## Exercise details
Copy the data below exactly.

Items from a dataset:
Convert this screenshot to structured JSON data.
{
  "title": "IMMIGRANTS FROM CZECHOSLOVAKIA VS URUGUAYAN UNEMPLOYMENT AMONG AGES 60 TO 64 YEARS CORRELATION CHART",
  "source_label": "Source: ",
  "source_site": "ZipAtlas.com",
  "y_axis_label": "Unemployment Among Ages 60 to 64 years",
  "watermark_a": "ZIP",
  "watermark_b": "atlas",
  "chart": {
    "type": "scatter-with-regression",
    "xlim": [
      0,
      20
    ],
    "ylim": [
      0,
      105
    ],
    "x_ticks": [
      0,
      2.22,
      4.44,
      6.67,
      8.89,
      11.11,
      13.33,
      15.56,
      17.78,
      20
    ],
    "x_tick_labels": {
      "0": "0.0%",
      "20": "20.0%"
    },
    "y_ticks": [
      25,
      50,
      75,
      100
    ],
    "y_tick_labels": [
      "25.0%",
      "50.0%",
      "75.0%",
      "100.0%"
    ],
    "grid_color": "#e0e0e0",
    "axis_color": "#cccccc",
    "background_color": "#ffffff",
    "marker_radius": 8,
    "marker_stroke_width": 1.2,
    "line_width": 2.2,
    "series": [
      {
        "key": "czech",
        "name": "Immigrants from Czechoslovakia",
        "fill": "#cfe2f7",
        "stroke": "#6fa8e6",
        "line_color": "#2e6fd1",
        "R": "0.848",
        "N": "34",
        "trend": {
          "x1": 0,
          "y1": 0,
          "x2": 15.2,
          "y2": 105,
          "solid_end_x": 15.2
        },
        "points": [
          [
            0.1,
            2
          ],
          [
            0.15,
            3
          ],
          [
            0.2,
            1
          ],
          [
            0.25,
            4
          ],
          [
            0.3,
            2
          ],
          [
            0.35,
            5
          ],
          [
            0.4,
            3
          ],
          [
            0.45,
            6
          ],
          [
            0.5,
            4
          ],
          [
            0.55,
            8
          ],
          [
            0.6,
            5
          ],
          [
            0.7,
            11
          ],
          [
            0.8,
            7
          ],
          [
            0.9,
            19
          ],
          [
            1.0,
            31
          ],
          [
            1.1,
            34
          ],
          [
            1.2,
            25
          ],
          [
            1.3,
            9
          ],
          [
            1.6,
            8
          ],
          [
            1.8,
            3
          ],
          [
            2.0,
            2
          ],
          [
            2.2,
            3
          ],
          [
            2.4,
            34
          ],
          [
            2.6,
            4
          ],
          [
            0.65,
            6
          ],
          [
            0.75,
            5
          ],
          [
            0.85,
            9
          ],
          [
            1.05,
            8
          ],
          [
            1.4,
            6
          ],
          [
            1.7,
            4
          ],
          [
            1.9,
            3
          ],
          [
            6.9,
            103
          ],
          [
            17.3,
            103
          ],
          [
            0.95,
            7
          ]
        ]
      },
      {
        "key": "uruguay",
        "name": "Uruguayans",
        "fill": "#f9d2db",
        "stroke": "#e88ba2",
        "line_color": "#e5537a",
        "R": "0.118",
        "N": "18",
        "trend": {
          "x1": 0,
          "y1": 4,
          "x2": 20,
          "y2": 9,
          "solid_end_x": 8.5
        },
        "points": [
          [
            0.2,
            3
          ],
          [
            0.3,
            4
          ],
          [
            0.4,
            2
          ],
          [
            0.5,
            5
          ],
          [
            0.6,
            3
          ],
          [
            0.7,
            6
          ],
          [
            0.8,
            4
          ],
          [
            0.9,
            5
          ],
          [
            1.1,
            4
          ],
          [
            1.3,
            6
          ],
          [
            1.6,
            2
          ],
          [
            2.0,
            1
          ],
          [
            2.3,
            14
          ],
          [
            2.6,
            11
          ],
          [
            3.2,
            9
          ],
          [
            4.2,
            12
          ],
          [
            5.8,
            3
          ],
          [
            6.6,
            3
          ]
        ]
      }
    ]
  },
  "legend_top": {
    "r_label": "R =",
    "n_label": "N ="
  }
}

## Solution to the problem
Convert this screenshot to structured JSON data.
{
  "title": "IMMIGRANTS FROM CZECHOSLOVAKIA VS URUGUAYAN UNEMPLOYMENT AMONG AGES 60 TO 64 YEARS CORRELATION CHART",
  "source_label": "Source: ",
  "source_site": "ZipAtlas.com",
  "y_axis_label": "Unemployment Among Ages 60 to 64 years",
  "watermark_a": "ZIP",
  "watermark_b": "atlas",
  "chart": {
    "type": "scatter-with-regression",
    "xlim": [
      0,
      20
    ],
    "ylim": [
      0,
      105
    ],
    "x_ticks": [
      0,
      2.22,
      4.44,
      6.67,
      8.89,
      11.11,
      13.33,
      15.56,
      17.78,
      20
    ],
    "x_tick_labels": {
      "0": "0.0%",
      "20": "20.0%"
    },
    "y_ticks": [
      25,
      50,
      75,
      100
    ],
    "y_tick_labels": [
      "25.0%",
      "50.0%",
      "75.0%",
      "100.0%"
    ],
    "grid_color": "#e0e0e0",
    "axis_color": "#cccccc",
    "background_color": "#ffffff",
    "marker_radius": 8,
    "marker_stroke_width": 1.2,
    "line_width": 2.2,
    "series": [
      {
        "key": "czech",
        "name": "Immigrants from Czechoslovakia",
        "fill": "#cfe2f7",
        "stroke": "#6fa8e6",
        "line_color": "#2e6fd1",
        "R": "0.848",
        "N": "34",
        "trend": {
          "x1": 0,
          "y1": 0,
          "x2": 15.2,
          "y2": 105,
          "solid_end_x": 15.2
        },
        "points": [
          [
            0.1,
            2
          ],
          [
            0.15,
            3
          ],
          [
            0.2,
            1
          ],
          [
            0.25,
            4
          ],
          [
            0.3,
            2
          ],
          [
            0.35,
            5
          ],
          [
            0.4,
            3
          ],
          [
            0.45,
            6
          ],
          [
            0.5,
            4
          ],
          [
            0.55,
            8
          ],
          [
            0.6,
            5
          ],
          [
            0.7,
            11
          ],
          [
            0.8,
            7
          ],
          [
            0.9,
            19
          ],
          [
            1.0,
            31
          ],
          [
            1.1,
            34
          ],
          [
            1.2,
            25
          ],
          [
            1.3,
            9
          ],
          [
            1.6,
            8
          ],
          [
            1.8,
            3
          ],
          [
            2.0,
            2
          ],
          [
            2.2,
            3
          ],
          [
            2.4,
            34
          ],
          [
            2.6,
            4
          ],
          [
            0.65,
            6
          ],
          [
            0.75,
            5
          ],
          [
            0.85,
            9
          ],
          [
            1.05,
            8
          ],
          [
            1.4,
            6
          ],
          [
            1.7,
            4
          ],
          [
            1.9,
            3
          ],
          [
            6.9,
            103
          ],
          [
            17.3,
            103
          ],
          [
            0.95,
            7
          ]
        ]
      },
      {
        "key": "uruguay",
        "name": "Uruguayans",
        "fill": "#f9d2db",
        "stroke": "#e88ba2",
        "line_color": "#e5537a",
        "R": "0.118",
        "N": "18",
        "trend": {
          "x1": 0,
          "y1": 4,
          "x2": 20,
          "y2": 9,
          "solid_end_x": 8.5
        },
        "points": [
          [
            0.2,
            3
          ],
          [
            0.3,
            4
          ],
          [
            0.4,
            2
          ],
          [
            0.5,
            5
          ],
          [
            0.6,
            3
          ],
          [
            0.7,
            6
          ],
          [
            0.8,
            4
          ],
          [
            0.9,
            5
          ],
          [
            1.1,
            4
          ],
          [
            1.3,
            6
          ],
          [
            1.6,
            2
          ],
          [
            2.0,
            1
          ],
          [
            2.3,
            14
          ],
          [
            2.6,
            11
          ],
          [
            3.2,
            9
          ],
          [
            4.2,
            12
          ],
          [
            5.8,
            3
          ],
          [
            6.6,
            3
          ]
        ]
      }
    ]
  },
  "legend_top": {
    "r_label": "R =",
    "n_label": "N ="
  }
}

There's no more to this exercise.